- **Task to carry out**
Please write out the complete listing that follows, exactly as it reads.

>> Start Supplied data

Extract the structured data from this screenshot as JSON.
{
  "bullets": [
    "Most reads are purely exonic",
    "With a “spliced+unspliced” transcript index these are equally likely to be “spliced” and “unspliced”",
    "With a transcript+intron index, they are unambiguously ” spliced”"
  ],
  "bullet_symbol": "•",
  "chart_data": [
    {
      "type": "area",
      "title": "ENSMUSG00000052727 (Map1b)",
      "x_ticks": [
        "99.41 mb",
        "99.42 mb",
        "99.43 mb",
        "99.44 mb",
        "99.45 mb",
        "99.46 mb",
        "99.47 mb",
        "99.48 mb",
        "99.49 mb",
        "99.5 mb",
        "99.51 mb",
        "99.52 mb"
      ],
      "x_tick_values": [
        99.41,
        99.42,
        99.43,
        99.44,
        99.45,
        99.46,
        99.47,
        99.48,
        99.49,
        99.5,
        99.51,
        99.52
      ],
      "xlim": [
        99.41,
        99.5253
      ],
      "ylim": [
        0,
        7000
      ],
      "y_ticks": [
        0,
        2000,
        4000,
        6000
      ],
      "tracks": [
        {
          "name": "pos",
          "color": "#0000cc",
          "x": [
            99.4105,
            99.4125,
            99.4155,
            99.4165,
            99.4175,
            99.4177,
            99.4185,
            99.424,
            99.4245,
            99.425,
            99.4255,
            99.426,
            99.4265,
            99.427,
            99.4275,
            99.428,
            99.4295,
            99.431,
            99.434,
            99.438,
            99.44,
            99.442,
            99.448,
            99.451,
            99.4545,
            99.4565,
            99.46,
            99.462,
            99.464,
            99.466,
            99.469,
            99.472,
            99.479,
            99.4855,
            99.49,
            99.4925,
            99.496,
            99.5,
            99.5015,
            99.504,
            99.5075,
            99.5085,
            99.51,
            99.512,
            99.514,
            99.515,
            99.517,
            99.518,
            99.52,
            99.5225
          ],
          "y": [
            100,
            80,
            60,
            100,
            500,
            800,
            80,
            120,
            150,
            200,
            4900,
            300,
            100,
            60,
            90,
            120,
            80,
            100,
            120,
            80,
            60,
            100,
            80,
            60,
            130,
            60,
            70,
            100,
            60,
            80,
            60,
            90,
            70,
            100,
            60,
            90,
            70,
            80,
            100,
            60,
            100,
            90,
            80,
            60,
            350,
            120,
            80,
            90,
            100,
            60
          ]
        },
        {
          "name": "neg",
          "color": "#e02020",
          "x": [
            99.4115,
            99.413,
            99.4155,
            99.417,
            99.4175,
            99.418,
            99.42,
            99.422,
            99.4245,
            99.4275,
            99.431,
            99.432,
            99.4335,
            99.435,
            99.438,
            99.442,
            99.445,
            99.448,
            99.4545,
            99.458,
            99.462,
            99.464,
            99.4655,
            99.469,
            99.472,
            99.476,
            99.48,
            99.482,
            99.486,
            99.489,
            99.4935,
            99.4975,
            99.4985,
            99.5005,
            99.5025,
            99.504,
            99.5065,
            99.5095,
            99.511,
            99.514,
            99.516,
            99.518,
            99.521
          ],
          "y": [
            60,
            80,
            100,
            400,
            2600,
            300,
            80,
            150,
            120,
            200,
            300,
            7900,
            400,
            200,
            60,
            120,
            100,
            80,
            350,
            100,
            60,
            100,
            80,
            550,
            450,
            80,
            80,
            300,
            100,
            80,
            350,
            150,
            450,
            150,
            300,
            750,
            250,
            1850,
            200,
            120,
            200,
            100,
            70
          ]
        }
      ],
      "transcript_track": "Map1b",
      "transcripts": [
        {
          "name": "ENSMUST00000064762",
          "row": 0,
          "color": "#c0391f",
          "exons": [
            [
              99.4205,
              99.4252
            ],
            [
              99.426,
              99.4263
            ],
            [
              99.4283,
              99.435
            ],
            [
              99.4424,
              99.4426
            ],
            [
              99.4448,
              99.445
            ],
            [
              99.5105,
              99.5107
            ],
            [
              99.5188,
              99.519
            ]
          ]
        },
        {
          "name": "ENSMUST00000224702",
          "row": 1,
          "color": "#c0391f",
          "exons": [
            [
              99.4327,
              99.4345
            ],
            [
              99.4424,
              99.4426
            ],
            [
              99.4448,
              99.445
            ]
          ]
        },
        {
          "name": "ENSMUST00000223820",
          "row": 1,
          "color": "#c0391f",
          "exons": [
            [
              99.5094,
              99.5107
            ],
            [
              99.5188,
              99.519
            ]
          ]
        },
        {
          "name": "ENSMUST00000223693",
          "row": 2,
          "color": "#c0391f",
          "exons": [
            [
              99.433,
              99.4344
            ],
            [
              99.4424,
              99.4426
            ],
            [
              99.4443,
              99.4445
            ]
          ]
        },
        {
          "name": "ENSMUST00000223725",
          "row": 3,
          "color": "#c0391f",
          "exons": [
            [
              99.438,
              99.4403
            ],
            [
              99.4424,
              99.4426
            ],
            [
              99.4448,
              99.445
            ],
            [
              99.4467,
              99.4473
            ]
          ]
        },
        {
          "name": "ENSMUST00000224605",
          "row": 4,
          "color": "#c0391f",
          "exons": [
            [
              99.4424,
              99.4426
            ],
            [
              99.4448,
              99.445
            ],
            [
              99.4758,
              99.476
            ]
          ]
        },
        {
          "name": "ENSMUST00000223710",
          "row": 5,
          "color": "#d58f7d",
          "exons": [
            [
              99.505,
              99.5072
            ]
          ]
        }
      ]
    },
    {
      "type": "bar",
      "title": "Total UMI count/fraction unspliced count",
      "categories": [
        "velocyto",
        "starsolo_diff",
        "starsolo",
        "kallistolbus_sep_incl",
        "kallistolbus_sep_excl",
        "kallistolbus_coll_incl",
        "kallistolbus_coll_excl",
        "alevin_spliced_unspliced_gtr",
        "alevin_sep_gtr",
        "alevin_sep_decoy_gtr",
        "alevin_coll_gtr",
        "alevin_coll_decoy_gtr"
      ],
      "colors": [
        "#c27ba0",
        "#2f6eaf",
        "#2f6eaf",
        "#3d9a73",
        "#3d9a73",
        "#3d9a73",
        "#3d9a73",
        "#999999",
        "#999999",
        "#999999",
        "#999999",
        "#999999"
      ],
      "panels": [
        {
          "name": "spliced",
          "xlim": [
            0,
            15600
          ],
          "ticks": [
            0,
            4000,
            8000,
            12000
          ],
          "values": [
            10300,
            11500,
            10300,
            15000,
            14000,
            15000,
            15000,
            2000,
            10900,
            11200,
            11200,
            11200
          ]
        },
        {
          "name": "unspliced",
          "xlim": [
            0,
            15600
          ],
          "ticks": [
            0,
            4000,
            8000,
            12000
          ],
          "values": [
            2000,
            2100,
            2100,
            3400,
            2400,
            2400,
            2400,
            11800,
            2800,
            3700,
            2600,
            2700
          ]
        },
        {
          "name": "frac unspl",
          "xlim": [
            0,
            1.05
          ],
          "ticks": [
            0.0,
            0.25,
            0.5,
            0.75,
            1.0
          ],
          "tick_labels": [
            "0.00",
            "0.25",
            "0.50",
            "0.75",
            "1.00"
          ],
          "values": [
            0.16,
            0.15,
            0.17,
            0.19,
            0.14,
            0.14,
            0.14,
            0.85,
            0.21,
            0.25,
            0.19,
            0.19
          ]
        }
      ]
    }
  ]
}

>> End Supplied data

- **Solution to this task**
Extract the structured data from this screenshot as JSON.
{
  "bullets": [
    "Most reads are purely exonic",
    "With a “spliced+unspliced” transcript index these are equally likely to be “spliced” and “unspliced”",
    "With a transcript+intron index, they are unambiguously ” spliced”"
  ],
  "bullet_symbol": "•",
  "chart_data": [
    {
      "type": "area",
      "title": "ENSMUSG00000052727 (Map1b)",
      "x_ticks": [
        "99.41 mb",
        "99.42 mb",
        "99.43 mb",
        "99.44 mb",
        "99.45 mb",
        "99.46 mb",
        "99.47 mb",
        "99.48 mb",
        "99.49 mb",
        "99.5 mb",
        "99.51 mb",
        "99.52 mb"
      ],
      "x_tick_values": [
        99.41,
        99.42,
        99.43,
        99.44,
        99.45,
        99.46,
        99.47,
        99.48,
        99.49,
        99.5,
        99.51,
        99.52
      ],
      "xlim": [
        99.41,
        99.5253
      ],
      "ylim": [
        0,
        7000
      ],
      "y_ticks": [
        0,
        2000,
        4000,
        6000
      ],
      "tracks": [
        {
          "name": "pos",
          "color": "#0000cc",
          "x": [
            99.4105,
            99.4125,
            99.4155,
            99.4165,
            99.4175,
            99.4177,
            99.4185,
            99.424,
            99.4245,
            99.425,
            99.4255,
            99.426,
            99.4265,
            99.427,
            99.4275,
            99.428,
            99.4295,
            99.431,
            99.434,
            99.438,
            99.44,
            99.442,
            99.448,
            99.451,
            99.4545,
            99.4565,
            99.46,
            99.462,
            99.464,
            99.466,
            99.469,
            99.472,
            99.479,
            99.4855,
            99.49,
            99.4925,
            99.496,
            99.5,
            99.5015,
            99.504,
            99.5075,
            99.5085,
            99.51,
            99.512,
            99.514,
            99.515,
            99.517,
            99.518,
            99.52,
            99.5225
          ],
          "y": [
            100,
            80,
            60,
            100,
            500,
            800,
            80,
            120,
            150,
            200,
            4900,
            300,
            100,
            60,
            90,
            120,
            80,
            100,
            120,
            80,
            60,
            100,
            80,
            60,
            130,
            60,
            70,
            100,
            60,
            80,
            60,
            90,
            70,
            100,
            60,
            90,
            70,
            80,
            100,
            60,
            100,
            90,
            80,
            60,
            350,
            120,
            80,
            90,
            100,
            60
          ]
        },
        {
          "name": "neg",
          "color": "#e02020",
          "x": [
            99.4115,
            99.413,
            99.4155,
            99.417,
            99.4175,
            99.418,
            99.42,
            99.422,
            99.4245,
            99.4275,
            99.431,
            99.432,
            99.4335,
            99.435,
            99.438,
            99.442,
            99.445,
            99.448,
            99.4545,
            99.458,
            99.462,
            99.464,
            99.4655,
            99.469,
            99.472,
            99.476,
            99.48,
            99.482,
            99.486,
            99.489,
            99.4935,
            99.4975,
            99.4985,
            99.5005,
            99.5025,
            99.504,
            99.5065,
            99.5095,
            99.511,
            99.514,
            99.516,
            99.518,
            99.521
          ],
          "y": [
            60,
            80,
            100,
            400,
            2600,
            300,
            80,
            150,
            120,
            200,
            300,
            7900,
            400,
            200,
            60,
            120,
            100,
            80,
            350,
            100,
            60,
            100,
            80,
            550,
            450,
            80,
            80,
            300,
            100,
            80,
            350,
            150,
            450,
            150,
            300,
            750,
            250,
            1850,
            200,
            120,
            200,
            100,
            70
          ]
        }
      ],
      "transcript_track": "Map1b",
      "transcripts": [
        {
          "name": "ENSMUST00000064762",
          "row": 0,
          "color": "#c0391f",
          "exons": [
            [
              99.4205,
              99.4252
            ],
            [
              99.426,
              99.4263
            ],
            [
              99.4283,
              99.435
            ],
            [
              99.4424,
              99.4426
            ],
            [
              99.4448,
              99.445
            ],
            [
              99.5105,
              99.5107
            ],
            [
              99.5188,
              99.519
            ]
          ]
        },
        {
          "name": "ENSMUST00000224702",
          "row": 1,
          "color": "#c0391f",
          "exons": [
            [
              99.4327,
              99.4345
            ],
            [
              99.4424,
              99.4426
            ],
            [
              99.4448,
              99.445
            ]
          ]
        },
        {
          "name": "ENSMUST00000223820",
          "row": 1,
          "color": "#c0391f",
          "exons": [
            [
              99.5094,
              99.5107
            ],
            [
              99.5188,
              99.519
            ]
          ]
        },
        {
          "name": "ENSMUST00000223693",
          "row": 2,
          "color": "#c0391f",
          "exons": [
            [
              99.433,
              99.4344
            ],
            [
              99.4424,
              99.4426
            ],
            [
              99.4443,
              99.4445
            ]
          ]
        },
        {
          "name": "ENSMUST00000223725",
          "row": 3,
          "color": "#c0391f",
          "exons": [
            [
              99.438,
              99.4403
            ],
            [
              99.4424,
              99.4426
            ],
            [
              99.4448,
              99.445
            ],
            [
              99.4467,
              99.4473
            ]
          ]
        },
        {
          "name": "ENSMUST00000224605",
          "row": 4,
          "color": "#c0391f",
          "exons": [
            [
              99.4424,
              99.4426
            ],
            [
              99.4448,
              99.445
            ],
            [
              99.4758,
              99.476
            ]
          ]
        },
        {
          "name": "ENSMUST00000223710",
          "row": 5,
          "color": "#d58f7d",
          "exons": [
            [
              99.505,
              99.5072
            ]
          ]
        }
      ]
    },
    {
      "type": "bar",
      "title": "Total UMI count/fraction unspliced count",
      "categories": [
        "velocyto",
        "starsolo_diff",
        "starsolo",
        "kallistolbus_sep_incl",
        "kallistolbus_sep_excl",
        "kallistolbus_coll_incl",
        "kallistolbus_coll_excl",
        "alevin_spliced_unspliced_gtr",
        "alevin_sep_gtr",
        "alevin_sep_decoy_gtr",
        "alevin_coll_gtr",
        "alevin_coll_decoy_gtr"
      ],
      "colors": [
        "#c27ba0",
        "#2f6eaf",
        "#2f6eaf",
        "#3d9a73",
        "#3d9a73",
        "#3d9a73",
        "#3d9a73",
        "#999999",
        "#999999",
        "#999999",
        "#999999",
        "#999999"
      ],
      "panels": [
        {
          "name": "spliced",
          "xlim": [
            0,
            15600
          ],
          "ticks": [
            0,
            4000,
            8000,
            12000
          ],
          "values": [
            10300,
            11500,
            10300,
            15000,
            14000,
            15000,
            15000,
            2000,
            10900,
            11200,
            11200,
            11200
          ]
        },
        {
          "name": "unspliced",
          "xlim": [
            0,
            15600
          ],
          "ticks": [
            0,
            4000,
            8000,
            12000
          ],
          "values": [
            2000,
            2100,
            2100,
            3400,
            2400,
            2400,
            2400,
            11800,
            2800,
            3700,
            2600,
            2700
          ]
        },
        {
          "name": "frac unspl",
          "xlim": [
            0,
            1.05
          ],
          "ticks": [
            0.0,
            0.25,
            0.5,
            0.75,
            1.0
          ],
          "tick_labels": [
            "0.00",
            "0.25",
            "0.50",
            "0.75",
            "1.00"
          ],
          "values": [
            0.16,
            0.15,
            0.17,
            0.19,
            0.14,
            0.14,
            0.14,
            0.85,
            0.21,
            0.25,
            0.19,
            0.19
          ]
        }
      ]
    }
  ]
}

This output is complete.